» AVAILABLE DATA
▼

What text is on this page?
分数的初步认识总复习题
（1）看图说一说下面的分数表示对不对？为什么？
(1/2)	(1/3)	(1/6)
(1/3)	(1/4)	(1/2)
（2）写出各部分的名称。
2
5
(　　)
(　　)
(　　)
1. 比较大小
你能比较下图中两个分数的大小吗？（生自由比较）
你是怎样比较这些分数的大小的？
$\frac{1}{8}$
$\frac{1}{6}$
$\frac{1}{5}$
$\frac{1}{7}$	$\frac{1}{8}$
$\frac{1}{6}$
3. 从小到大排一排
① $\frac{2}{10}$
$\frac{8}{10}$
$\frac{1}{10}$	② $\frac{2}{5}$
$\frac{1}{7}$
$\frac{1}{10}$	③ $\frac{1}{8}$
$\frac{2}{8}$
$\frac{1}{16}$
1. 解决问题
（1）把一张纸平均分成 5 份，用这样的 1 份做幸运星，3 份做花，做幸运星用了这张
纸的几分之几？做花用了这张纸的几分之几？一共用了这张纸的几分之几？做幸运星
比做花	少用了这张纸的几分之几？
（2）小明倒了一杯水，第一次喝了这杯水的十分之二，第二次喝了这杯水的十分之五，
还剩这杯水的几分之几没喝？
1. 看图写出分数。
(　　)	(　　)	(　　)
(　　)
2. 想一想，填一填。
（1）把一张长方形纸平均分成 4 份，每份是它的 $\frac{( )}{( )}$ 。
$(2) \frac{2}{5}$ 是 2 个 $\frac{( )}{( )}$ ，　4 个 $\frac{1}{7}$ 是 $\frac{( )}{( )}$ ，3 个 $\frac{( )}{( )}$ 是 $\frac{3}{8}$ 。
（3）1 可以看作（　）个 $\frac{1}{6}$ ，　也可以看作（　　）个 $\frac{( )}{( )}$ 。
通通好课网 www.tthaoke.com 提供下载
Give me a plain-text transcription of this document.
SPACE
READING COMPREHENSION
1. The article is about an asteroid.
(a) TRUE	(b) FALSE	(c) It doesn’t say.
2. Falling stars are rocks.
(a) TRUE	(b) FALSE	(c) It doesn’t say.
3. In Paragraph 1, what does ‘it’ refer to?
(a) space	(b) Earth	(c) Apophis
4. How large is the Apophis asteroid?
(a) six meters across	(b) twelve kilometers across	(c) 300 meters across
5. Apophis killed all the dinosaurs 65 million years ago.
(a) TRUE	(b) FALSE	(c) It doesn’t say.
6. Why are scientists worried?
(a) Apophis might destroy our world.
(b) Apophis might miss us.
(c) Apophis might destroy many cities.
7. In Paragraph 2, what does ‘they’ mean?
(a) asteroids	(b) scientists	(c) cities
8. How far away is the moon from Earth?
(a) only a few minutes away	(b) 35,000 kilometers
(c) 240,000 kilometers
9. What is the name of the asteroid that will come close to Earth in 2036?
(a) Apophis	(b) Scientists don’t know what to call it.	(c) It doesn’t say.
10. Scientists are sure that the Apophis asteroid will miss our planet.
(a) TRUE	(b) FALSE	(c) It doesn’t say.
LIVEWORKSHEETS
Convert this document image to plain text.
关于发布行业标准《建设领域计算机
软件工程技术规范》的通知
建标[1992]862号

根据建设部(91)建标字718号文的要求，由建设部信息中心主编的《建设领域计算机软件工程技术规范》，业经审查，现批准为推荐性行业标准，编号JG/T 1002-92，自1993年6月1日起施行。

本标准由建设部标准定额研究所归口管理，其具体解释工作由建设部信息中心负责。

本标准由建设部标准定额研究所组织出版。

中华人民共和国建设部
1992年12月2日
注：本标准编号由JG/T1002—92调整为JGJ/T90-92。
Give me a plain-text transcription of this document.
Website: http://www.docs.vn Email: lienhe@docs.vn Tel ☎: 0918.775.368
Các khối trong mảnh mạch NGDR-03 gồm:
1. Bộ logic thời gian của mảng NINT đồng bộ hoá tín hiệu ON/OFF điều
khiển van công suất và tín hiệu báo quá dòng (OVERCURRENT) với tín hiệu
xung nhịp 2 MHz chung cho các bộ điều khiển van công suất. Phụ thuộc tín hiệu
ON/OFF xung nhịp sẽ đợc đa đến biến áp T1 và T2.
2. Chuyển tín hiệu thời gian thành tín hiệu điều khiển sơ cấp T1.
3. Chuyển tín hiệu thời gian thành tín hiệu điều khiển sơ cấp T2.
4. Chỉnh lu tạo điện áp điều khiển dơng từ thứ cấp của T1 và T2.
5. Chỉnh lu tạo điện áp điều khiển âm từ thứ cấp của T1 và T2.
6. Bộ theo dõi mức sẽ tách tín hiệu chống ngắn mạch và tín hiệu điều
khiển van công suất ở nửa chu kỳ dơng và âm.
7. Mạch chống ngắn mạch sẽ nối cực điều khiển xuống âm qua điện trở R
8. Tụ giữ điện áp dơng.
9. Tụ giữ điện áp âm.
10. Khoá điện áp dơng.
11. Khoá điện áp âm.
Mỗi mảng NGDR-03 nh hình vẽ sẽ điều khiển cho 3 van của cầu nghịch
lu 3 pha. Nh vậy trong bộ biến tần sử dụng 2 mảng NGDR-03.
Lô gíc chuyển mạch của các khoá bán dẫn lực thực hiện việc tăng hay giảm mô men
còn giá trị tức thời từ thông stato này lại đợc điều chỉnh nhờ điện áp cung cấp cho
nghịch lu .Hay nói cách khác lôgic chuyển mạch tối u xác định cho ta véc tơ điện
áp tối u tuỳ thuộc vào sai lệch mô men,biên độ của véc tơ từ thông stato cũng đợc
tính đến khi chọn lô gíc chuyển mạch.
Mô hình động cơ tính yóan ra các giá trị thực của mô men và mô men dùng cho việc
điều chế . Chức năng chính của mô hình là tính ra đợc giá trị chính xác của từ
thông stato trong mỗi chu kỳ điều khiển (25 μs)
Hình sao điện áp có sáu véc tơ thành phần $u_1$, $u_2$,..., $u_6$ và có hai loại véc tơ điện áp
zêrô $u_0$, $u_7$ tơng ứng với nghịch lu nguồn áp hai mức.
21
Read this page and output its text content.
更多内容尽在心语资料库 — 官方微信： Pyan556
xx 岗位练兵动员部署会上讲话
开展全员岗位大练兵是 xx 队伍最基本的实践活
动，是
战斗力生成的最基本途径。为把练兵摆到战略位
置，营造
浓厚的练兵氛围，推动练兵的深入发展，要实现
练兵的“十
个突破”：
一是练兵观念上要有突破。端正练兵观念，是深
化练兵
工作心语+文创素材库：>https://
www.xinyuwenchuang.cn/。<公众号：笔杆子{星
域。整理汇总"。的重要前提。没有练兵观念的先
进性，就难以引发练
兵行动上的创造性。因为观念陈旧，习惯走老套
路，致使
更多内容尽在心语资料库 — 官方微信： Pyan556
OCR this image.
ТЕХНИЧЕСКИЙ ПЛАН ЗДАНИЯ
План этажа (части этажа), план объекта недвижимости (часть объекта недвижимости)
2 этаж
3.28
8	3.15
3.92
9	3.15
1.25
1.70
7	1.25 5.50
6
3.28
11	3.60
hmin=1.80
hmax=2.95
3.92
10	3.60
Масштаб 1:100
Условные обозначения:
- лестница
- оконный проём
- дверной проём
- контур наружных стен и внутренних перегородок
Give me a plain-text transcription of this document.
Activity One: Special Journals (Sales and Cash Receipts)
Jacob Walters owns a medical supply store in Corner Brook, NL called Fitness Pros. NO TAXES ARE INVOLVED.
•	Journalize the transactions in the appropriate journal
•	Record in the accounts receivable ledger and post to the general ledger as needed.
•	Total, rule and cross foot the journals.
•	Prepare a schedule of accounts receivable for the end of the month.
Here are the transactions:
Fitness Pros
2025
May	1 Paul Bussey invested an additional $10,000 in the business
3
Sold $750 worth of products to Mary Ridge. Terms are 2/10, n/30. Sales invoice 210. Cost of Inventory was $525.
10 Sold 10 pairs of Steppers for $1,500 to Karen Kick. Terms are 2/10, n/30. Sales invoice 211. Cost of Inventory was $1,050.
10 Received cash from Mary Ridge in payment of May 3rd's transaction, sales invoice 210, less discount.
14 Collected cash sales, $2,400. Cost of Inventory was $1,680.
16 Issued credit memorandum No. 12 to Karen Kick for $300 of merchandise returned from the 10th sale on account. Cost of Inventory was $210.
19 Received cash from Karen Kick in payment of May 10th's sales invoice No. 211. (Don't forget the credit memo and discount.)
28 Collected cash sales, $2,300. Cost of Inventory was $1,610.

▲

» YOUR TASK
Within the listing above, find every line containing the string "credit" and return it.

» RESULT OF THE EXERCISE
16 Issued credit memorandum No. 12 to Karen Kick for $300 of merchandise returned from the 10th sale on account. Cost of Inventory was $210.
19 Received cash from Karen Kick in payment of May 10th's sales invoice No. 211. (Don't forget the credit memo and discount.)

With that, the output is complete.